→ Task to carry out
Examine the entries and show every line in which the word "птица" is found.

→ Data records

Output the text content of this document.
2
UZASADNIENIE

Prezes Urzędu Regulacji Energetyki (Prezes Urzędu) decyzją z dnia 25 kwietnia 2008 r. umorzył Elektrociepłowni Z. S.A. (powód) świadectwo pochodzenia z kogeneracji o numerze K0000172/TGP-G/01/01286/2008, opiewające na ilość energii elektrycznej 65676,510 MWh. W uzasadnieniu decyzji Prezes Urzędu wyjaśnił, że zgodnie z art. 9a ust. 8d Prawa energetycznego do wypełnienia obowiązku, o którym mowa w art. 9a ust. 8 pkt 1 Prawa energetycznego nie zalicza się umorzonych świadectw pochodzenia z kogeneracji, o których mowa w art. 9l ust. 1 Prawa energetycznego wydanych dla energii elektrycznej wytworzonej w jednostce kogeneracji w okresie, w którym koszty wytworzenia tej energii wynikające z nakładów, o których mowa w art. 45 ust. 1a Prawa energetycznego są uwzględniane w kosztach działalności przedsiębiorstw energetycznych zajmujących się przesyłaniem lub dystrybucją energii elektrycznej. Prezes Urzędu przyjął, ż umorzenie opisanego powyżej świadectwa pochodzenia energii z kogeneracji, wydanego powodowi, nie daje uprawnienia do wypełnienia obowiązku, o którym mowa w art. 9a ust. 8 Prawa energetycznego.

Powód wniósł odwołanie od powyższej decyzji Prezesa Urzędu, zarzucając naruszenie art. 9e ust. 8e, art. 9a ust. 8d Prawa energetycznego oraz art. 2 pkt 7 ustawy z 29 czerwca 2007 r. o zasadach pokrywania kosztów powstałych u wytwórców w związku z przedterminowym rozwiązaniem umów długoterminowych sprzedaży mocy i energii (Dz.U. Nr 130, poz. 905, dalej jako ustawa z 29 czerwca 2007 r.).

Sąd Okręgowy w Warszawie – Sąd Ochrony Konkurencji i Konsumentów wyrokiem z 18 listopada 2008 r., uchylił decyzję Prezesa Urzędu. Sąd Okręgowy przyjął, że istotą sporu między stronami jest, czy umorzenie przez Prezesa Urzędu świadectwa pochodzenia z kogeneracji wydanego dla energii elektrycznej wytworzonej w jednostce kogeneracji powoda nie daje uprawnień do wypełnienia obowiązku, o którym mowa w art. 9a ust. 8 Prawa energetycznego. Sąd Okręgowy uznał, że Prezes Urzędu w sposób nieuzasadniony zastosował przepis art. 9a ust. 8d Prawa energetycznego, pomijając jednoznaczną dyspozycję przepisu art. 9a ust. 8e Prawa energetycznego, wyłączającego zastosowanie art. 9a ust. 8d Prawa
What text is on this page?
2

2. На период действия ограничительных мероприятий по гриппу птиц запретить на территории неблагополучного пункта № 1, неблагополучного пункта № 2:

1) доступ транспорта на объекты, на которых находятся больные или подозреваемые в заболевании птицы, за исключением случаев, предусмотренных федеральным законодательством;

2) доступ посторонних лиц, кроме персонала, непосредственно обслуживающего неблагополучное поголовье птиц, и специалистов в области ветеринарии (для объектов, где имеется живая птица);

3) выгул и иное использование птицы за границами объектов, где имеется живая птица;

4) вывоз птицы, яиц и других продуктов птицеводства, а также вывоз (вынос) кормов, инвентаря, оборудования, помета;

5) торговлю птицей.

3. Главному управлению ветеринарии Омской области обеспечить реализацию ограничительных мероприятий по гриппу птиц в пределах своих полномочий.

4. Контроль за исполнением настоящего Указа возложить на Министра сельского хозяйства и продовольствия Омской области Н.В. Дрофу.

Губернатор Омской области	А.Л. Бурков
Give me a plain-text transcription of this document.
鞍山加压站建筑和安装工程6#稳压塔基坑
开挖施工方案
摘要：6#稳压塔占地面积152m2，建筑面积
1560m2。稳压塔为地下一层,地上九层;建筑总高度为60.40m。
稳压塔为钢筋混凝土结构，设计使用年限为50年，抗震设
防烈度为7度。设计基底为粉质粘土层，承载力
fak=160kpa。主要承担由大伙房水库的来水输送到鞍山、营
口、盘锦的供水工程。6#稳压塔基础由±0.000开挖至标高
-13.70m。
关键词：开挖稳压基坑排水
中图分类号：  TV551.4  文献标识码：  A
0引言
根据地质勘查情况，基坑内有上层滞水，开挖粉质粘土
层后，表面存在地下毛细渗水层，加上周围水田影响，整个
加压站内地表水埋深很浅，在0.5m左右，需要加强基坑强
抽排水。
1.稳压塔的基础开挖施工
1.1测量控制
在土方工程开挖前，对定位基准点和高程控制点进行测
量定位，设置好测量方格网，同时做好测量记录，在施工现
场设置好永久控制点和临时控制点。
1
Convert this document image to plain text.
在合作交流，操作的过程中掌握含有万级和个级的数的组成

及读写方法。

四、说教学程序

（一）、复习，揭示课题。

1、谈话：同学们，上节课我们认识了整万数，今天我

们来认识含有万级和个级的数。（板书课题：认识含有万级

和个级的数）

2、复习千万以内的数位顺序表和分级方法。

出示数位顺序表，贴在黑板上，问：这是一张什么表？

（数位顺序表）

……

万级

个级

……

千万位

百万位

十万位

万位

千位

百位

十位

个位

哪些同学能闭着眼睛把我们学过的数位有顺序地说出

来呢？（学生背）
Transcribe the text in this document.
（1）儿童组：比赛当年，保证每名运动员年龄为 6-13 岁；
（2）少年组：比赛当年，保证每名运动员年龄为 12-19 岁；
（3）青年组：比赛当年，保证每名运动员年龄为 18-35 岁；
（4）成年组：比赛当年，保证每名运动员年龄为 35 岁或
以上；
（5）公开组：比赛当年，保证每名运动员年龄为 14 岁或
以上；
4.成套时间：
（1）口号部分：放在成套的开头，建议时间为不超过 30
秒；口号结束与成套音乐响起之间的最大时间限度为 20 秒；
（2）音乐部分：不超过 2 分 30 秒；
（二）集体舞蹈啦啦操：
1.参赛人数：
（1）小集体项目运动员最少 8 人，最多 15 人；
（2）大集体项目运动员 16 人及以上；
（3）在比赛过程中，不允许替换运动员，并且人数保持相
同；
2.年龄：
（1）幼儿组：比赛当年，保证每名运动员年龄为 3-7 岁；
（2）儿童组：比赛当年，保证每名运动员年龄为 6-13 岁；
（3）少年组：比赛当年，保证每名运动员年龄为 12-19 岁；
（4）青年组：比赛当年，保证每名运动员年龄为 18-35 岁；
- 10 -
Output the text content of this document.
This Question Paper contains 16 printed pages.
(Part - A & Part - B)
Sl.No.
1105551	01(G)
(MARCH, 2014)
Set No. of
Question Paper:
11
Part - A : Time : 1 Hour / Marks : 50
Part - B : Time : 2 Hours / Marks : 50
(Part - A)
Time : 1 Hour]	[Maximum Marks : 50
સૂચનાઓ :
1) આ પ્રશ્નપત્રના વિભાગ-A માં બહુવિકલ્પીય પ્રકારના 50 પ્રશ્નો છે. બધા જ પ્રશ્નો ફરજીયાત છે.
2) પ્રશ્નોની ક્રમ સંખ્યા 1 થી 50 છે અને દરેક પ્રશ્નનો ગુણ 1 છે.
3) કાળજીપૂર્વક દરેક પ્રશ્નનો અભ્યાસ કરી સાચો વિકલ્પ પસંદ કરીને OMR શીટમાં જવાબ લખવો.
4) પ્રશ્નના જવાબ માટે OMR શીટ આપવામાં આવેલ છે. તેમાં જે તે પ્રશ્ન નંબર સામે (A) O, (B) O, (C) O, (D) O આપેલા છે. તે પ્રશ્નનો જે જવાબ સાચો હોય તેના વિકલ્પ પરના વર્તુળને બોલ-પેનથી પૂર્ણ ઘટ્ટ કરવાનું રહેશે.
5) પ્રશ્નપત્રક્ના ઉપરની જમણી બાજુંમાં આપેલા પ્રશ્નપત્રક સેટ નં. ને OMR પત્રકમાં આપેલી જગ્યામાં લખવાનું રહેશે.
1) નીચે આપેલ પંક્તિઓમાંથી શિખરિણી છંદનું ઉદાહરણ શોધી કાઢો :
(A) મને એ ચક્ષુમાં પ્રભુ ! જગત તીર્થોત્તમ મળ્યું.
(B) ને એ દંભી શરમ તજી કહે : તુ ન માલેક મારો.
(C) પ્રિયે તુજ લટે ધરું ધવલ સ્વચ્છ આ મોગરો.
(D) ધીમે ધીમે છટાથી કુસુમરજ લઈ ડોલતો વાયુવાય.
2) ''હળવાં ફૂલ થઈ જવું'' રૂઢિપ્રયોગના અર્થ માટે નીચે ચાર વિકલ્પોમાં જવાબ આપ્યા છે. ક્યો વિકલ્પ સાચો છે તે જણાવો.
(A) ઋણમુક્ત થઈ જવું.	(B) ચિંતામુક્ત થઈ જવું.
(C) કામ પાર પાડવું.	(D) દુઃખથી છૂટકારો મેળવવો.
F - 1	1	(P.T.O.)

→ Result
2) доступ посторонних лиц, кроме персонала, непосредственно обслуживающего неблагополучное поголовье птиц, и специалистов в области ветеринарии (для объектов, где имеется живая птица);
3) выгул и иное использование птицы за границами объектов, где имеется живая птица;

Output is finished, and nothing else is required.